WHAT IS EXPECTED: Your task is to extract every entry that follows word for word while excluding the pictures.
## BEGIN MATERIAL PROVIDED
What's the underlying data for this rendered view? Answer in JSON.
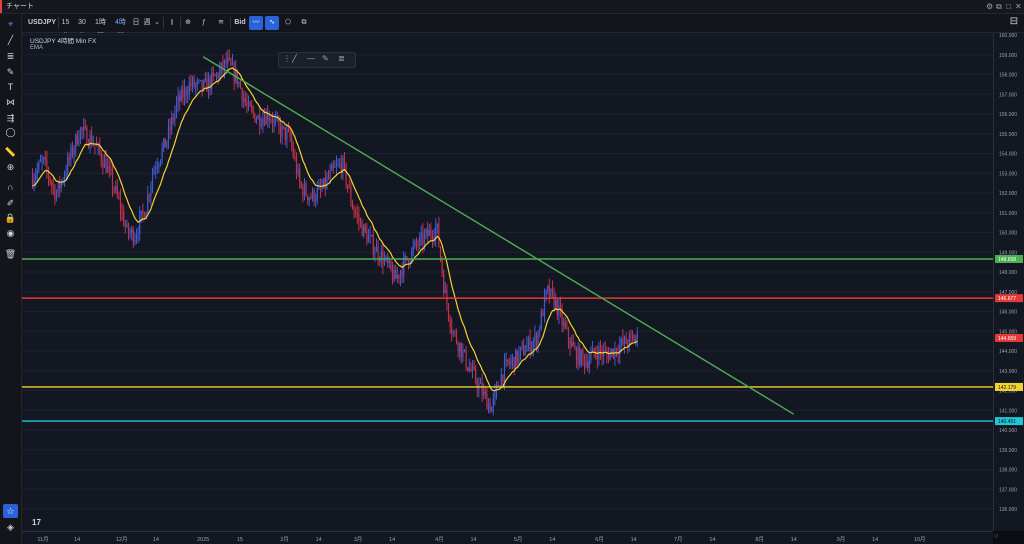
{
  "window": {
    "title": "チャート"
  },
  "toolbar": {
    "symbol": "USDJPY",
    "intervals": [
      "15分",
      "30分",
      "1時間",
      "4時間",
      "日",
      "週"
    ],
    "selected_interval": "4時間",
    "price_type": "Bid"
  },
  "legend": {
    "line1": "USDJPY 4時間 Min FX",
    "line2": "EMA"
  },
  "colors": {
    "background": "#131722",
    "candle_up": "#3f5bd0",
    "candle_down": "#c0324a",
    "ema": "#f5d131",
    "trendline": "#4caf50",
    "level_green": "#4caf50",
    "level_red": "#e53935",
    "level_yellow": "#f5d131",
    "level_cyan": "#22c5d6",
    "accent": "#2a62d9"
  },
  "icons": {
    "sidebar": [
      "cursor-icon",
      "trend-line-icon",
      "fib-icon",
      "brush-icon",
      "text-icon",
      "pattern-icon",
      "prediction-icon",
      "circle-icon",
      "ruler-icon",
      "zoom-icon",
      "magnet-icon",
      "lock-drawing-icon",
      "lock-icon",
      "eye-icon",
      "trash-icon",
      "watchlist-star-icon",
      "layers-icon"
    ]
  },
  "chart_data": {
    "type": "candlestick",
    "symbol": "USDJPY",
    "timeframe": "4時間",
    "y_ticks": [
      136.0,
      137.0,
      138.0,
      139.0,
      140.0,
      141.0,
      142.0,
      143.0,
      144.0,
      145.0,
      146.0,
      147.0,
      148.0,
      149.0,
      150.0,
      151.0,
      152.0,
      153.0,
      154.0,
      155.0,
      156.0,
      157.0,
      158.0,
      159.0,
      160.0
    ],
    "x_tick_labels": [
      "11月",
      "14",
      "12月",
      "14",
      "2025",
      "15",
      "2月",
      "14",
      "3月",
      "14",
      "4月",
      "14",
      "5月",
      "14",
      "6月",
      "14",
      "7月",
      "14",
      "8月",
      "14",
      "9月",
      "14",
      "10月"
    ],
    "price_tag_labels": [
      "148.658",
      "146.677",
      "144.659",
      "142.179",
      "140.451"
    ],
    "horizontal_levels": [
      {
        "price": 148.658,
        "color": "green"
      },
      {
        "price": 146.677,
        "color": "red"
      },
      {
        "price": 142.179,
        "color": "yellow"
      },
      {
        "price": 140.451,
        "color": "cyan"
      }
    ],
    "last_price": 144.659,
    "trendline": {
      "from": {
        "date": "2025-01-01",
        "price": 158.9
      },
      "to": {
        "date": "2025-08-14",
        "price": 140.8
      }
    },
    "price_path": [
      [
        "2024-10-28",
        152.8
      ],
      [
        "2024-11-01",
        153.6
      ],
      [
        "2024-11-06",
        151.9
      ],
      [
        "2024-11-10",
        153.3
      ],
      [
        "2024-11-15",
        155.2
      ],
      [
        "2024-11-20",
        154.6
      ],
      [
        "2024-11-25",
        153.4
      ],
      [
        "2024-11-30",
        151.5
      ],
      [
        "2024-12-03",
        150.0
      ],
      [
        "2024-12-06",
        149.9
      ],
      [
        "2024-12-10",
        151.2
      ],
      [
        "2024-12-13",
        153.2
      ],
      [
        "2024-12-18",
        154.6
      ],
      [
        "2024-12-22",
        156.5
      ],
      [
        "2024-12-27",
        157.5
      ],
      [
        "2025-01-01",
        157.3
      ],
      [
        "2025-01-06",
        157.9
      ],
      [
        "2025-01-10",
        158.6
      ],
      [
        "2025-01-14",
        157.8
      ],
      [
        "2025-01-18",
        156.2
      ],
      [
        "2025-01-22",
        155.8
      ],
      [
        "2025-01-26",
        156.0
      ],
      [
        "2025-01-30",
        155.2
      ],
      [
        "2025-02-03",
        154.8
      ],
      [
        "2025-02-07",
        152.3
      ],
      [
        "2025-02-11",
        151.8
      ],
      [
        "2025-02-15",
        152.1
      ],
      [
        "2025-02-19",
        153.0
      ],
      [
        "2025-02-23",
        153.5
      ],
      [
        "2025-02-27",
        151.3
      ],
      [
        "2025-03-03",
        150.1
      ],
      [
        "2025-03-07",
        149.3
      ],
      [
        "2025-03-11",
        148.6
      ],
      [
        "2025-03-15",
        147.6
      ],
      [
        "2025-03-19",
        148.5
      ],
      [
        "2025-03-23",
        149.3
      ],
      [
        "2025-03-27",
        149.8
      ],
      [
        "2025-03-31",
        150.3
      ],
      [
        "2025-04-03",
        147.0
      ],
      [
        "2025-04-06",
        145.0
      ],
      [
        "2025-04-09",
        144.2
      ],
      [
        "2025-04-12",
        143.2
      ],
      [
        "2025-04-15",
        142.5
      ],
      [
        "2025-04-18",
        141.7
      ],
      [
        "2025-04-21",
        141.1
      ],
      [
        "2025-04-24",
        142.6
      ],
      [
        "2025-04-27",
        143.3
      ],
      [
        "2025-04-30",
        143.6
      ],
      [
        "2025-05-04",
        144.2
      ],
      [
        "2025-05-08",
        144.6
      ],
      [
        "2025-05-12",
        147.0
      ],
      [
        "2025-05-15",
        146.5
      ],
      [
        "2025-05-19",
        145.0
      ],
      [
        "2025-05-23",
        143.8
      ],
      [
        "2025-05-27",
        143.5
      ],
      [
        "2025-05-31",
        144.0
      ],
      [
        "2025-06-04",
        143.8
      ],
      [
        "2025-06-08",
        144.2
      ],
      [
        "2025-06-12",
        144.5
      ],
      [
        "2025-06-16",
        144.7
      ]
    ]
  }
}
## END MATERIAL PROVIDED
RESULT FOR THIS EXERCISE:
What's the underlying data for this rendered view? Answer in JSON.
{
  "window": {
    "title": "チャート"
  },
  "toolbar": {
    "symbol": "USDJPY",
    "intervals": [
      "15分",
      "30分",
      "1時間",
      "4時間",
      "日",
      "週"
    ],
    "selected_interval": "4時間",
    "price_type": "Bid"
  },
  "legend": {
    "line1": "USDJPY 4時間 Min FX",
    "line2": "EMA"
  },
  "colors": {
    "background": "#131722",
    "candle_up": "#3f5bd0",
    "candle_down": "#c0324a",
    "ema": "#f5d131",
    "trendline": "#4caf50",
    "level_green": "#4caf50",
    "level_red": "#e53935",
    "level_yellow": "#f5d131",
    "level_cyan": "#22c5d6",
    "accent": "#2a62d9"
  },
  "icons": {
    "sidebar": [
      "cursor-icon",
      "trend-line-icon",
      "fib-icon",
      "brush-icon",
      "text-icon",
      "pattern-icon",
      "prediction-icon",
      "circle-icon",
      "ruler-icon",
      "zoom-icon",
      "magnet-icon",
      "lock-drawing-icon",
      "lock-icon",
      "eye-icon",
      "trash-icon",
      "watchlist-star-icon",
      "layers-icon"
    ]
  },
  "chart_data": {
    "type": "candlestick",
    "symbol": "USDJPY",
    "timeframe": "4時間",
    "y_ticks": [
      136.0,
      137.0,
      138.0,
      139.0,
      140.0,
      141.0,
      142.0,
      143.0,
      144.0,
      145.0,
      146.0,
      147.0,
      148.0,
      149.0,
      150.0,
      151.0,
      152.0,
      153.0,
      154.0,
      155.0,
      156.0,
      157.0,
      158.0,
      159.0,
      160.0
    ],
    "x_tick_labels": [
      "11月",
      "14",
      "12月",
      "14",
      "2025",
      "15",
      "2月",
      "14",
      "3月",
      "14",
      "4月",
      "14",
      "5月",
      "14",
      "6月",
      "14",
      "7月",
      "14",
      "8月",
      "14",
      "9月",
      "14",
      "10月"
    ],
    "price_tag_labels": [
      "148.658",
      "146.677",
      "144.659",
      "142.179",
      "140.451"
    ],
    "horizontal_levels": [
      {
        "price": 148.658,
        "color": "green"
      },
      {
        "price": 146.677,
        "color": "red"
      },
      {
        "price": 142.179,
        "color": "yellow"
      },
      {
        "price": 140.451,
        "color": "cyan"
      }
    ],
    "last_price": 144.659,
    "trendline": {
      "from": {
        "date": "2025-01-01",
        "price": 158.9
      },
      "to": {
        "date": "2025-08-14",
        "price": 140.8
      }
    },
    "price_path": [
      [
        "2024-10-28",
        152.8
      ],
      [
        "2024-11-01",
        153.6
      ],
      [
        "2024-11-06",
        151.9
      ],
      [
        "2024-11-10",
        153.3
      ],
      [
        "2024-11-15",
        155.2
      ],
      [
        "2024-11-20",
        154.6
      ],
      [
        "2024-11-25",
        153.4
      ],
      [
        "2024-11-30",
        151.5
      ],
      [
        "2024-12-03",
        150.0
      ],
      [
        "2024-12-06",
        149.9
      ],
      [
        "2024-12-10",
        151.2
      ],
      [
        "2024-12-13",
        153.2
      ],
      [
        "2024-12-18",
        154.6
      ],
      [
        "2024-12-22",
        156.5
      ],
      [
        "2024-12-27",
        157.5
      ],
      [
        "2025-01-01",
        157.3
      ],
      [
        "2025-01-06",
        157.9
      ],
      [
        "2025-01-10",
        158.6
      ],
      [
        "2025-01-14",
        157.8
      ],
      [
        "2025-01-18",
        156.2
      ],
      [
        "2025-01-22",
        155.8
      ],
      [
        "2025-01-26",
        156.0
      ],
      [
        "2025-01-30",
        155.2
      ],
      [
        "2025-02-03",
        154.8
      ],
      [
        "2025-02-07",
        152.3
      ],
      [
        "2025-02-11",
        151.8
      ],
      [
        "2025-02-15",
        152.1
      ],
      [
        "2025-02-19",
        153.0
      ],
      [
        "2025-02-23",
        153.5
      ],
      [
        "2025-02-27",
        151.3
      ],
      [
        "2025-03-03",
        150.1
      ],
      [
        "2025-03-07",
        149.3
      ],
      [
        "2025-03-11",
        148.6
      ],
      [
        "2025-03-15",
        147.6
      ],
      [
        "2025-03-19",
        148.5
      ],
      [
        "2025-03-23",
        149.3
      ],
      [
        "2025-03-27",
        149.8
      ],
      [
        "2025-03-31",
        150.3
      ],
      [
        "2025-04-03",
        147.0
      ],
      [
        "2025-04-06",
        145.0
      ],
      [
        "2025-04-09",
        144.2
      ],
      [
        "2025-04-12",
        143.2
      ],
      [
        "2025-04-15",
        142.5
      ],
      [
        "2025-04-18",
        141.7
      ],
      [
        "2025-04-21",
        141.1
      ],
      [
        "2025-04-24",
        142.6
      ],
      [
        "2025-04-27",
        143.3
      ],
      [
        "2025-04-30",
        143.6
      ],
      [
        "2025-05-04",
        144.2
      ],
      [
        "2025-05-08",
        144.6
      ],
      [
        "2025-05-12",
        147.0
      ],
      [
        "2025-05-15",
        146.5
      ],
      [
        "2025-05-19",
        145.0
      ],
      [
        "2025-05-23",
        143.8
      ],
      [
        "2025-05-27",
        143.5
      ],
      [
        "2025-05-31",
        144.0
      ],
      [
        "2025-06-04",
        143.8
      ],
      [
        "2025-06-08",
        144.2
      ],
      [
        "2025-06-12",
        144.5
      ],
      [
        "2025-06-16",
        144.7
      ]
    ]
  }
}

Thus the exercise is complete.